* [RECORD LIST]
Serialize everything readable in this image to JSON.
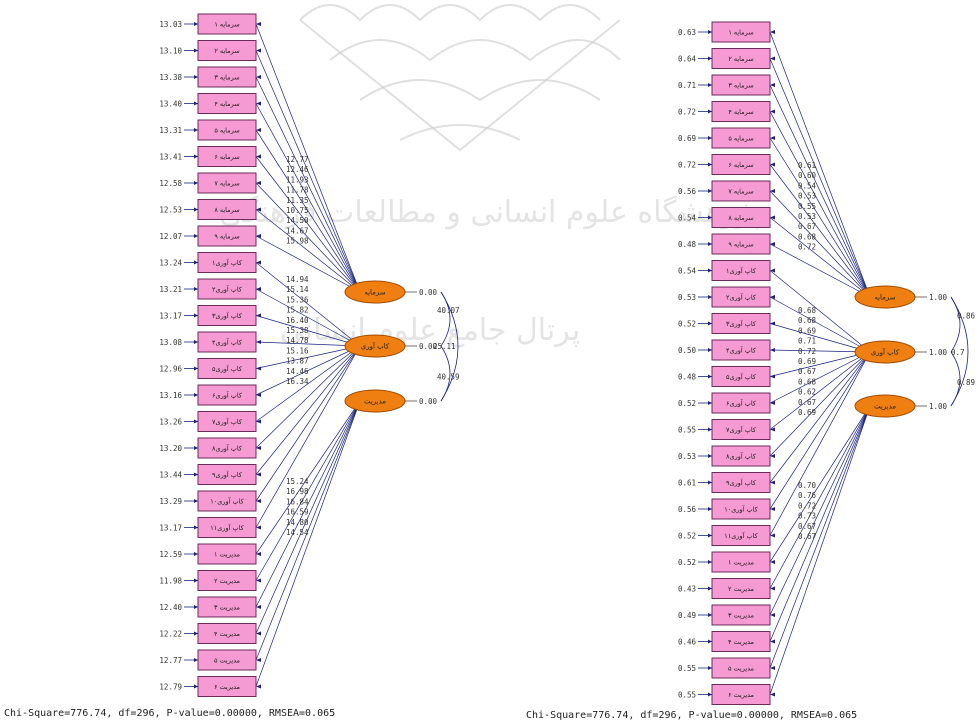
{
  "watermark": {
    "line1": "پژوهشگاه علوم انسانی و مطالعات فرهنگی",
    "line2": "پرتال جامع علوم انسانی"
  },
  "indicators": [
    "سرمایه ۱",
    "سرمایه ۲",
    "سرمایه ۳",
    "سرمایه ۴",
    "سرمایه ۵",
    "سرمایه ۶",
    "سرمایه ۷",
    "سرمایه ۸",
    "سرمایه ۹",
    "کاپ آوری۱",
    "کاپ آوری۲",
    "کاپ آوری۳",
    "کاپ آوری۴",
    "کاپ آوری۵",
    "کاپ آوری۶",
    "کاپ آوری۷",
    "کاپ آوری۸",
    "کاپ آوری۹",
    "کاپ آوری۱۰",
    "کاپ آوری۱۱",
    "مدیریت ۱",
    "مدیریت ۲",
    "مدیریت ۳",
    "مدیریت ۴",
    "مدیریت ۵",
    "مدیریت ۶"
  ],
  "latents": [
    "سرمایه",
    "کاپ آوری",
    "مدیریت"
  ],
  "indicator_factor": [
    0,
    0,
    0,
    0,
    0,
    0,
    0,
    0,
    0,
    1,
    1,
    1,
    1,
    1,
    1,
    1,
    1,
    1,
    1,
    1,
    2,
    2,
    2,
    2,
    2,
    2
  ],
  "left_diagram": {
    "errors": [
      "13.03",
      "13.10",
      "13.38",
      "13.40",
      "13.31",
      "13.41",
      "12.58",
      "12.53",
      "12.07",
      "13.24",
      "13.21",
      "13.17",
      "13.08",
      "12.96",
      "13.16",
      "13.26",
      "13.20",
      "13.44",
      "13.29",
      "13.17",
      "12.59",
      "11.98",
      "12.40",
      "12.22",
      "12.77",
      "12.79"
    ],
    "loadings": [
      "12.77",
      "12.46",
      "11.93",
      "11.78",
      "11.35",
      "10.75",
      "14.50",
      "14.67",
      "15.98",
      "14.94",
      "15.14",
      "15.36",
      "15.82",
      "16.40",
      "15.38",
      "14.78",
      "15.16",
      "13.87",
      "14.46",
      "16.34",
      "15.24",
      "16.98",
      "16.84",
      "16.59",
      "14.80",
      "14.54"
    ],
    "latent_values": [
      "0.00",
      "0.00",
      "0.00"
    ],
    "covariances": [
      "40.07",
      "25.11",
      "40.59"
    ]
  },
  "right_diagram": {
    "errors": [
      "0.63",
      "0.64",
      "0.71",
      "0.72",
      "0.69",
      "0.72",
      "0.56",
      "0.54",
      "0.48",
      "0.54",
      "0.53",
      "0.52",
      "0.50",
      "0.48",
      "0.52",
      "0.55",
      "0.53",
      "0.61",
      "0.56",
      "0.52",
      "0.52",
      "0.43",
      "0.49",
      "0.46",
      "0.55",
      "0.55"
    ],
    "loadings": [
      "0.61",
      "0.60",
      "0.54",
      "0.53",
      "0.55",
      "0.53",
      "0.67",
      "0.68",
      "0.72",
      "0.68",
      "0.68",
      "0.69",
      "0.71",
      "0.72",
      "0.69",
      "0.67",
      "0.68",
      "0.62",
      "0.67",
      "0.69",
      "0.70",
      "0.76",
      "0.72",
      "0.73",
      "0.67",
      "0.67"
    ],
    "latent_values": [
      "1.00",
      "1.00",
      "1.00"
    ],
    "covariances": [
      "0.86",
      "0.7",
      "0.89"
    ]
  },
  "fit_statistics": "Chi-Square=776.74, df=296, P-value=0.00000, RMSEA=0.065"
}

* [GOAL OF THE EXERCISE]
Search the records above for the string "مدیریت". Copy every line that contains it.

* [OUTPUT FOR THIS TASK]
    "مدیریت ۱",
    "مدیریت ۲",
    "مدیریت ۳",
    "مدیریت ۴",
    "مدیریت ۵",
    "مدیریت ۶"
    "مدیریت"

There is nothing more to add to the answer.